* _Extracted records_
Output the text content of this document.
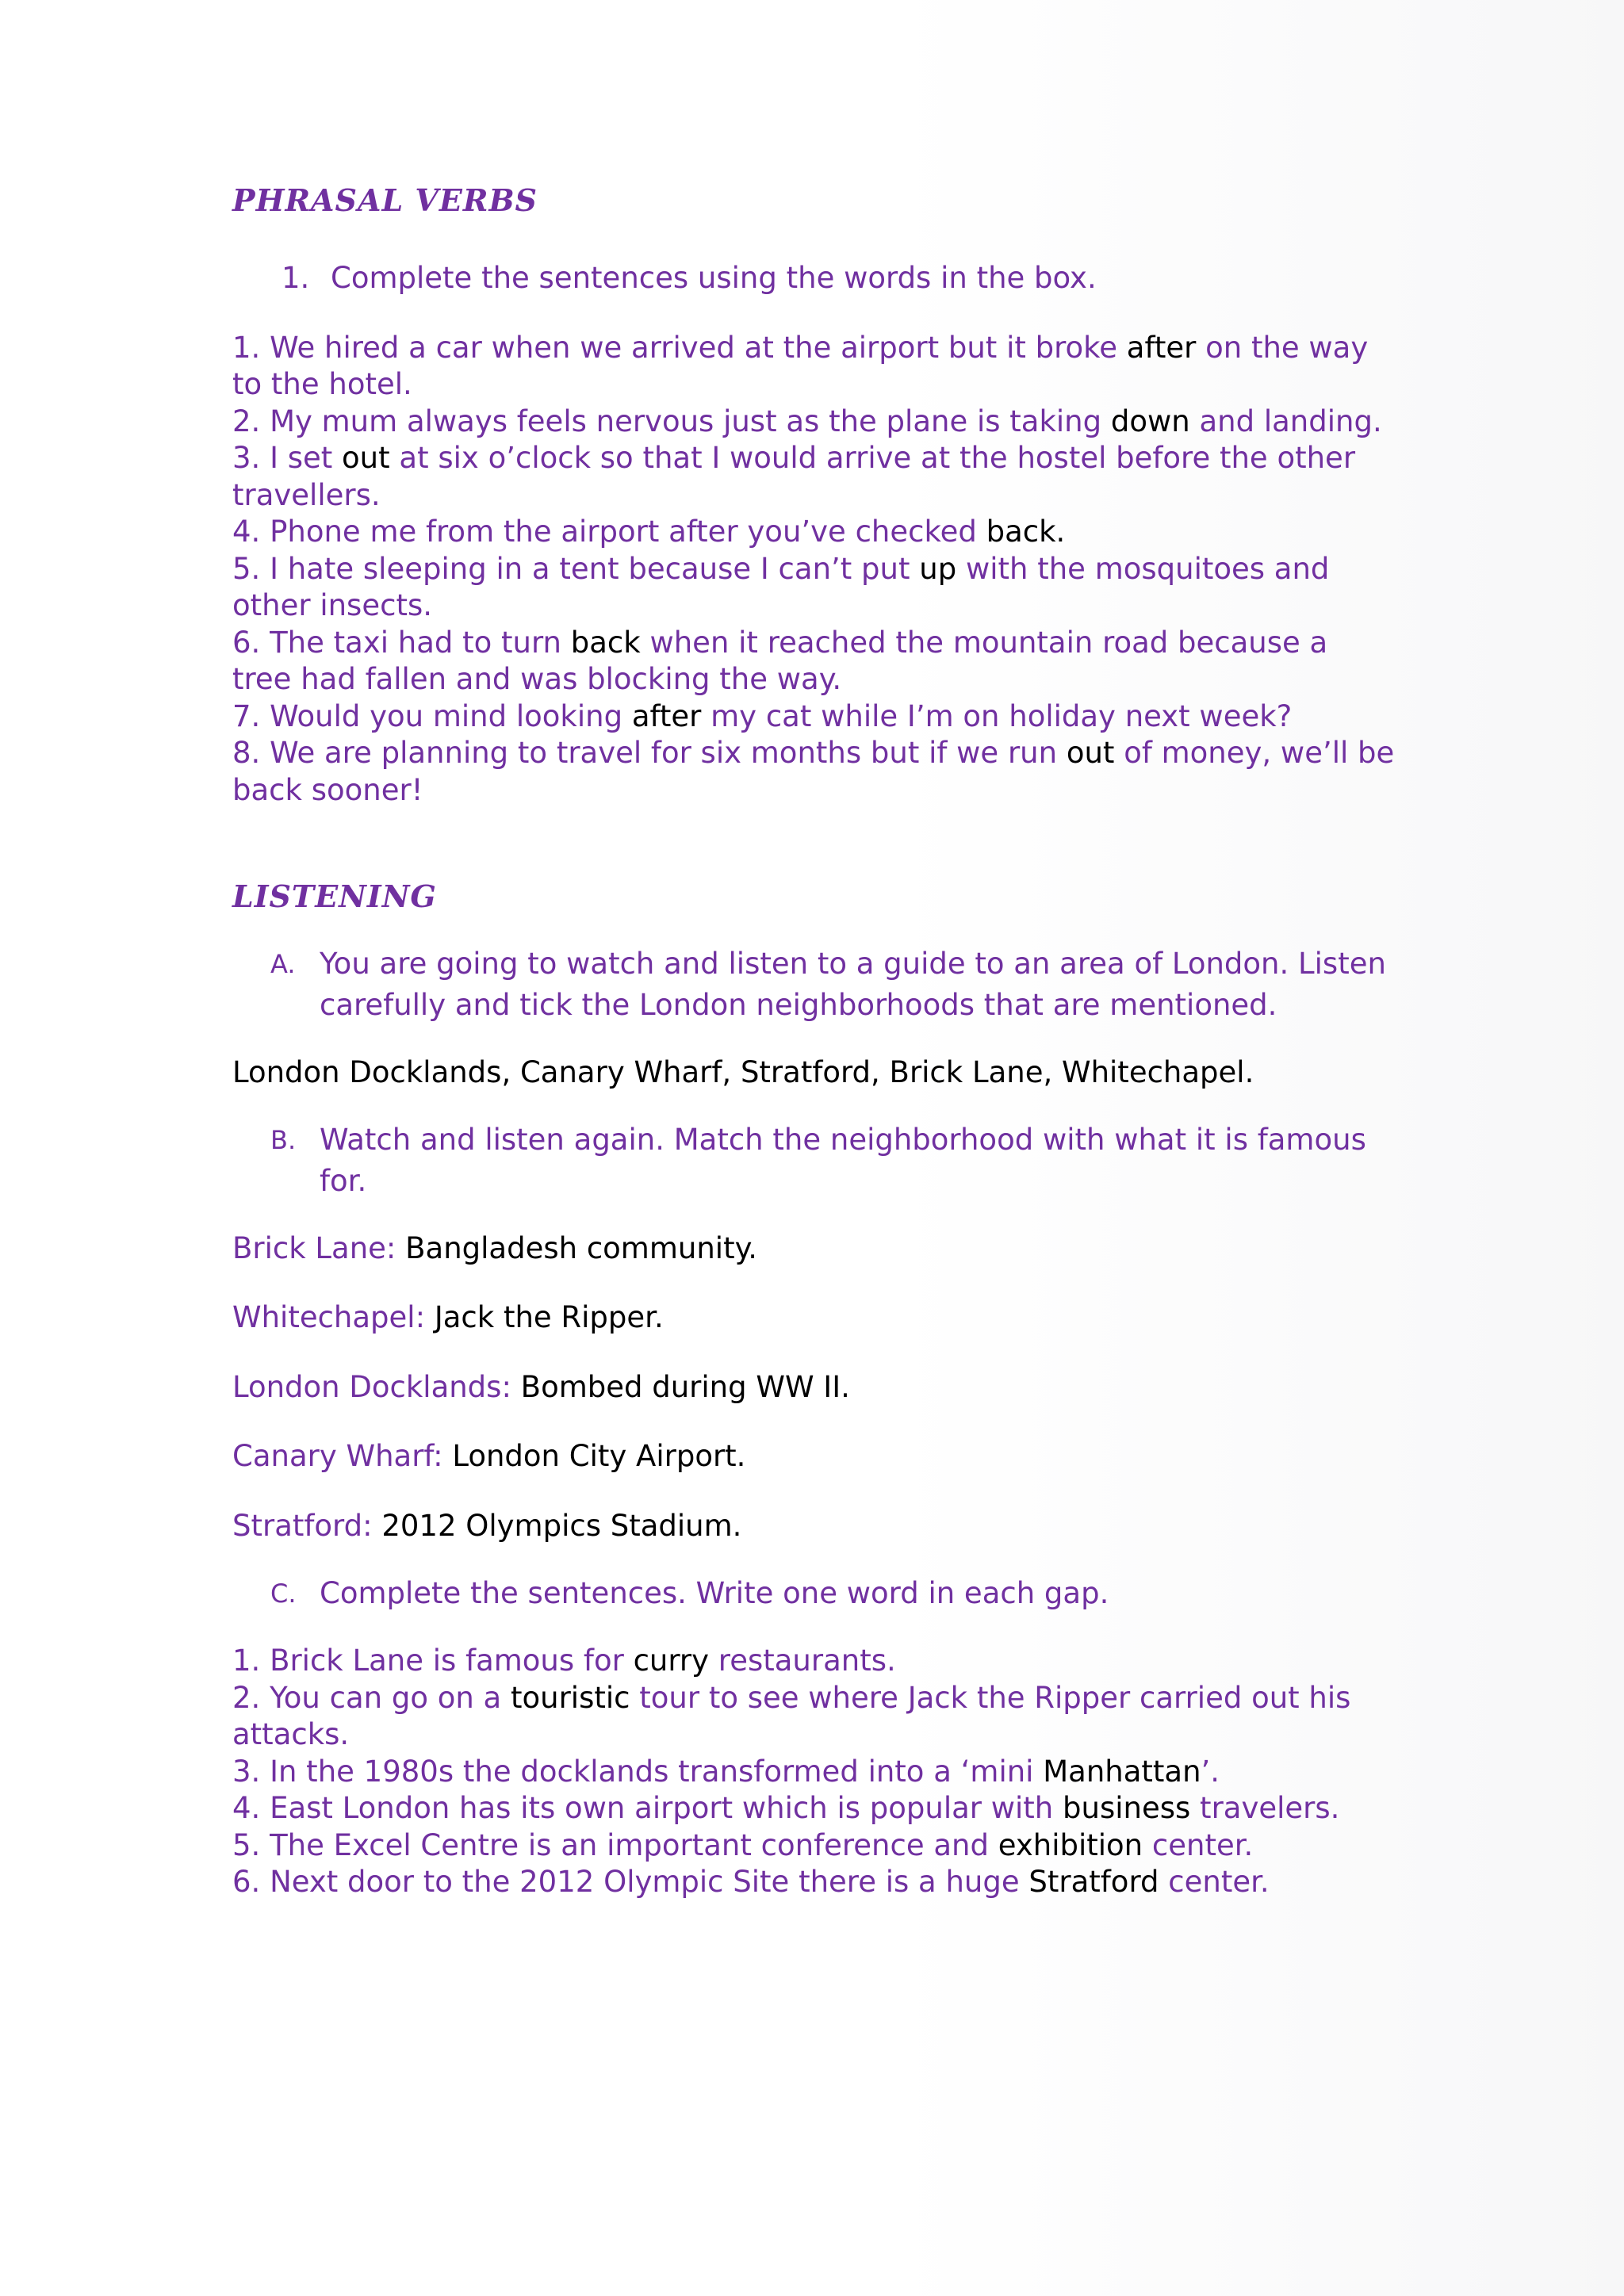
PHRASAL VERBS
1. Complete the sentences using the words in the box.

1. We hired a car when we arrived at the airport but it broke after on the way

to the hotel.

2. My mum always feels nervous just as the plane is taking down and landing.

3. I set out at six o’clock so that I would arrive at the hostel before the other

travellers.

4. Phone me from the airport after you’ve checked back.

5. I hate sleeping in a tent because I can’t put up with the mosquitoes and

other insects.

6. The taxi had to turn back when it reached the mountain road because a

tree had fallen and was blocking the way.

7. Would you mind looking after my cat while I’m on holiday next week?

8. We are planning to travel for six months but if we run out of money, we’ll be

back sooner!

LISTENING
A. You are going to watch and listen to a guide to an area of London. Listen
carefully and tick the London neighborhoods that are mentioned.

London Docklands, Canary Wharf, Stratford, Brick Lane, Whitechapel.

B. Watch and listen again. Match the neighborhood with what it is famous
for.

Brick Lane: Bangladesh community.

Whitechapel: Jack the Ripper.

London Docklands: Bombed during WW II.

Canary Wharf: London City Airport.

Stratford: 2012 Olympics Stadium.

C. Complete the sentences. Write one word in each gap.

1. Brick Lane is famous for curry restaurants.

2. You can go on a touristic tour to see where Jack the Ripper carried out his

attacks.

3. In the 1980s the docklands transformed into a ‘mini Manhattan’.

4. East London has its own airport which is popular with business travelers.

5. The Excel Centre is an important conference and exhibition center.

6. Next door to the 2012 Olympic Site there is a huge Stratford center.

* _What you will do_
Quote the data exactly, leaving every image out of the copy.

* _Final result_
Output the text content of this document.
PHRASAL VERBS
1. Complete the sentences using the words in the box.

1. We hired a car when we arrived at the airport but it broke after on the way

to the hotel.

2. My mum always feels nervous just as the plane is taking down and landing.

3. I set out at six o’clock so that I would arrive at the hostel before the other

travellers.

4. Phone me from the airport after you’ve checked back.

5. I hate sleeping in a tent because I can’t put up with the mosquitoes and

other insects.

6. The taxi had to turn back when it reached the mountain road because a

tree had fallen and was blocking the way.

7. Would you mind looking after my cat while I’m on holiday next week?

8. We are planning to travel for six months but if we run out of money, we’ll be

back sooner!

LISTENING
A. You are going to watch and listen to a guide to an area of London. Listen
carefully and tick the London neighborhoods that are mentioned.

London Docklands, Canary Wharf, Stratford, Brick Lane, Whitechapel.

B. Watch and listen again. Match the neighborhood with what it is famous
for.

Brick Lane: Bangladesh community.

Whitechapel: Jack the Ripper.

London Docklands: Bombed during WW II.

Canary Wharf: London City Airport.

Stratford: 2012 Olympics Stadium.

C. Complete the sentences. Write one word in each gap.

1. Brick Lane is famous for curry restaurants.

2. You can go on a touristic tour to see where Jack the Ripper carried out his

attacks.

3. In the 1980s the docklands transformed into a ‘mini Manhattan’.

4. East London has its own airport which is popular with business travelers.

5. The Excel Centre is an important conference and exhibition center.

6. Next door to the 2012 Olympic Site there is a huge Stratford center.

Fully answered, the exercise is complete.